Retype the material that follows, keeping every word as it is.

■ **SUPPLIED DATA**
--
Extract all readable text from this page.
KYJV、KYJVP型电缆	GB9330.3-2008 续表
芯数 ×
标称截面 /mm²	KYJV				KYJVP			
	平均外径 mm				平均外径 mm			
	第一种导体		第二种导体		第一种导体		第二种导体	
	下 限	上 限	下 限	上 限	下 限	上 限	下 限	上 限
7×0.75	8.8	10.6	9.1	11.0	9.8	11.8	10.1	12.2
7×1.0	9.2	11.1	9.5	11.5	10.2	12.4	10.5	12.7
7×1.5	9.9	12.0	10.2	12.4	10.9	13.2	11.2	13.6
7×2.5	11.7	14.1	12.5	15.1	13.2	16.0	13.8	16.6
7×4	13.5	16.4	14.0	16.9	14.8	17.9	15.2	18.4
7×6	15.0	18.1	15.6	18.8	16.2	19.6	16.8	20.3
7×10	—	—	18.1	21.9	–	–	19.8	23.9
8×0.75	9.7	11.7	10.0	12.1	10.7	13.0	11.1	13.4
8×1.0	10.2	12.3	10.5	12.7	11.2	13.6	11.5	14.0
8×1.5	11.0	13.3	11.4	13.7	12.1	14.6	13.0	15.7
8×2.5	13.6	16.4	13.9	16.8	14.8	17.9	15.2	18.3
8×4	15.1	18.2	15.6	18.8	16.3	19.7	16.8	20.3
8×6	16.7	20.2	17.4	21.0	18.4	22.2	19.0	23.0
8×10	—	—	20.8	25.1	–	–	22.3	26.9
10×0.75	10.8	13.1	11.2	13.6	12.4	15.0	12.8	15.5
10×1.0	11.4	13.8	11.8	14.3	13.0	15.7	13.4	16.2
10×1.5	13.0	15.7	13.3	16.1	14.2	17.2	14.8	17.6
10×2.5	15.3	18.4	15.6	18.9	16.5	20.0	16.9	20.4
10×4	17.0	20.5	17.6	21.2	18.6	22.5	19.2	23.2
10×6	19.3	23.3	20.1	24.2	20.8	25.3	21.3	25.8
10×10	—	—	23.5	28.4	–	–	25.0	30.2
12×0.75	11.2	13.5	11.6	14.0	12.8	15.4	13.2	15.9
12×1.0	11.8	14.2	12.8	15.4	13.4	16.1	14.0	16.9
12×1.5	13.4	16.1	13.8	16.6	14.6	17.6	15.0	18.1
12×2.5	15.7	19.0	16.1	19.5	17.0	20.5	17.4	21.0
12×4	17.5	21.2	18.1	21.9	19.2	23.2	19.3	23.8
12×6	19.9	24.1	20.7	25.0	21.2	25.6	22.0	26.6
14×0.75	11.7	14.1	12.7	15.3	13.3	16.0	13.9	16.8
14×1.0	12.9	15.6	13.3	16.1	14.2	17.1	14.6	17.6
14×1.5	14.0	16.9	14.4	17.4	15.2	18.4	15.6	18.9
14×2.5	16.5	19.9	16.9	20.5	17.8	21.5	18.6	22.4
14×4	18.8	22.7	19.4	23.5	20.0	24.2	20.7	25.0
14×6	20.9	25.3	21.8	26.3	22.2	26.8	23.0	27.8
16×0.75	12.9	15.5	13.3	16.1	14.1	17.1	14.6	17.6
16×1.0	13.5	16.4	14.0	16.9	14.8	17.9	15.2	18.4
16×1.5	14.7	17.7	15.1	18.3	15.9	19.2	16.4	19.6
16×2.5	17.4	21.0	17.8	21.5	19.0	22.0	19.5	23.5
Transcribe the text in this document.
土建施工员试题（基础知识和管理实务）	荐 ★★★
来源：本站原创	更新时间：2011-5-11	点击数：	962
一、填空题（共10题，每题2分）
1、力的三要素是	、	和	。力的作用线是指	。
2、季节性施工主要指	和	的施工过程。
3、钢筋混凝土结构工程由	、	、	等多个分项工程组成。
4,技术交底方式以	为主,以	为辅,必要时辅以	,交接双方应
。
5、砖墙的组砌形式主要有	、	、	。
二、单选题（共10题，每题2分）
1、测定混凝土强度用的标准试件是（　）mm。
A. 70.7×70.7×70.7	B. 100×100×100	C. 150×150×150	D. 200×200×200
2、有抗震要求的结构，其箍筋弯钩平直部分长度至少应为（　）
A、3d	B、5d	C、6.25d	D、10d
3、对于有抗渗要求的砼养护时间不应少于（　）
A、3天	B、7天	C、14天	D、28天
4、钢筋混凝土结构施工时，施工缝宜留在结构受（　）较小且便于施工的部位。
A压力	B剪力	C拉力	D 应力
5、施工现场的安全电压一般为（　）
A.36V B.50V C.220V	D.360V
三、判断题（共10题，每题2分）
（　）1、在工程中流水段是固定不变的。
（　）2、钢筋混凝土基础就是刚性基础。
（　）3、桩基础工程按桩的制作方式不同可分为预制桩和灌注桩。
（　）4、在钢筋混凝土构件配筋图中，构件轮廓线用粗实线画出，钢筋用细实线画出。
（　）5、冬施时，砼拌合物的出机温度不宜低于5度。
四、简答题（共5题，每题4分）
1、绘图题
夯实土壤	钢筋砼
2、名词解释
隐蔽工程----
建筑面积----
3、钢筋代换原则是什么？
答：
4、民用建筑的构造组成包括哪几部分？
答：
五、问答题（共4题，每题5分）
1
--
■ **RESPONSE TO THE EXERCISE**
Extract all readable text from this page.
KYJV、KYJVP型电缆	GB9330.3-2008 续表
芯数 ×
标称截面 /mm²	KYJV				KYJVP			
	平均外径 mm				平均外径 mm			
	第一种导体		第二种导体		第一种导体		第二种导体	
	下 限	上 限	下 限	上 限	下 限	上 限	下 限	上 限
7×0.75	8.8	10.6	9.1	11.0	9.8	11.8	10.1	12.2
7×1.0	9.2	11.1	9.5	11.5	10.2	12.4	10.5	12.7
7×1.5	9.9	12.0	10.2	12.4	10.9	13.2	11.2	13.6
7×2.5	11.7	14.1	12.5	15.1	13.2	16.0	13.8	16.6
7×4	13.5	16.4	14.0	16.9	14.8	17.9	15.2	18.4
7×6	15.0	18.1	15.6	18.8	16.2	19.6	16.8	20.3
7×10	—	—	18.1	21.9	–	–	19.8	23.9
8×0.75	9.7	11.7	10.0	12.1	10.7	13.0	11.1	13.4
8×1.0	10.2	12.3	10.5	12.7	11.2	13.6	11.5	14.0
8×1.5	11.0	13.3	11.4	13.7	12.1	14.6	13.0	15.7
8×2.5	13.6	16.4	13.9	16.8	14.8	17.9	15.2	18.3
8×4	15.1	18.2	15.6	18.8	16.3	19.7	16.8	20.3
8×6	16.7	20.2	17.4	21.0	18.4	22.2	19.0	23.0
8×10	—	—	20.8	25.1	–	–	22.3	26.9
10×0.75	10.8	13.1	11.2	13.6	12.4	15.0	12.8	15.5
10×1.0	11.4	13.8	11.8	14.3	13.0	15.7	13.4	16.2
10×1.5	13.0	15.7	13.3	16.1	14.2	17.2	14.8	17.6
10×2.5	15.3	18.4	15.6	18.9	16.5	20.0	16.9	20.4
10×4	17.0	20.5	17.6	21.2	18.6	22.5	19.2	23.2
10×6	19.3	23.3	20.1	24.2	20.8	25.3	21.3	25.8
10×10	—	—	23.5	28.4	–	–	25.0	30.2
12×0.75	11.2	13.5	11.6	14.0	12.8	15.4	13.2	15.9
12×1.0	11.8	14.2	12.8	15.4	13.4	16.1	14.0	16.9
12×1.5	13.4	16.1	13.8	16.6	14.6	17.6	15.0	18.1
12×2.5	15.7	19.0	16.1	19.5	17.0	20.5	17.4	21.0
12×4	17.5	21.2	18.1	21.9	19.2	23.2	19.3	23.8
12×6	19.9	24.1	20.7	25.0	21.2	25.6	22.0	26.6
14×0.75	11.7	14.1	12.7	15.3	13.3	16.0	13.9	16.8
14×1.0	12.9	15.6	13.3	16.1	14.2	17.1	14.6	17.6
14×1.5	14.0	16.9	14.4	17.4	15.2	18.4	15.6	18.9
14×2.5	16.5	19.9	16.9	20.5	17.8	21.5	18.6	22.4
14×4	18.8	22.7	19.4	23.5	20.0	24.2	20.7	25.0
14×6	20.9	25.3	21.8	26.3	22.2	26.8	23.0	27.8
16×0.75	12.9	15.5	13.3	16.1	14.1	17.1	14.6	17.6
16×1.0	13.5	16.4	14.0	16.9	14.8	17.9	15.2	18.4
16×1.5	14.7	17.7	15.1	18.3	15.9	19.2	16.4	19.6
16×2.5	17.4	21.0	17.8	21.5	19.0	22.0	19.5	23.5
Transcribe the text in this document.
土建施工员试题（基础知识和管理实务）	荐 ★★★
来源：本站原创	更新时间：2011-5-11	点击数：	962
一、填空题（共10题，每题2分）
1、力的三要素是	、	和	。力的作用线是指	。
2、季节性施工主要指	和	的施工过程。
3、钢筋混凝土结构工程由	、	、	等多个分项工程组成。
4,技术交底方式以	为主,以	为辅,必要时辅以	,交接双方应
。
5、砖墙的组砌形式主要有	、	、	。
二、单选题（共10题，每题2分）
1、测定混凝土强度用的标准试件是（　）mm。
A. 70.7×70.7×70.7	B. 100×100×100	C. 150×150×150	D. 200×200×200
2、有抗震要求的结构，其箍筋弯钩平直部分长度至少应为（　）
A、3d	B、5d	C、6.25d	D、10d
3、对于有抗渗要求的砼养护时间不应少于（　）
A、3天	B、7天	C、14天	D、28天
4、钢筋混凝土结构施工时，施工缝宜留在结构受（　）较小且便于施工的部位。
A压力	B剪力	C拉力	D 应力
5、施工现场的安全电压一般为（　）
A.36V B.50V C.220V	D.360V
三、判断题（共10题，每题2分）
（　）1、在工程中流水段是固定不变的。
（　）2、钢筋混凝土基础就是刚性基础。
（　）3、桩基础工程按桩的制作方式不同可分为预制桩和灌注桩。
（　）4、在钢筋混凝土构件配筋图中，构件轮廓线用粗实线画出，钢筋用细实线画出。
（　）5、冬施时，砼拌合物的出机温度不宜低于5度。
四、简答题（共5题，每题4分）
1、绘图题
夯实土壤	钢筋砼
2、名词解释
隐蔽工程----
建筑面积----
3、钢筋代换原则是什么？
答：
4、民用建筑的构造组成包括哪几部分？
答：
五、问答题（共4题，每题5分）
1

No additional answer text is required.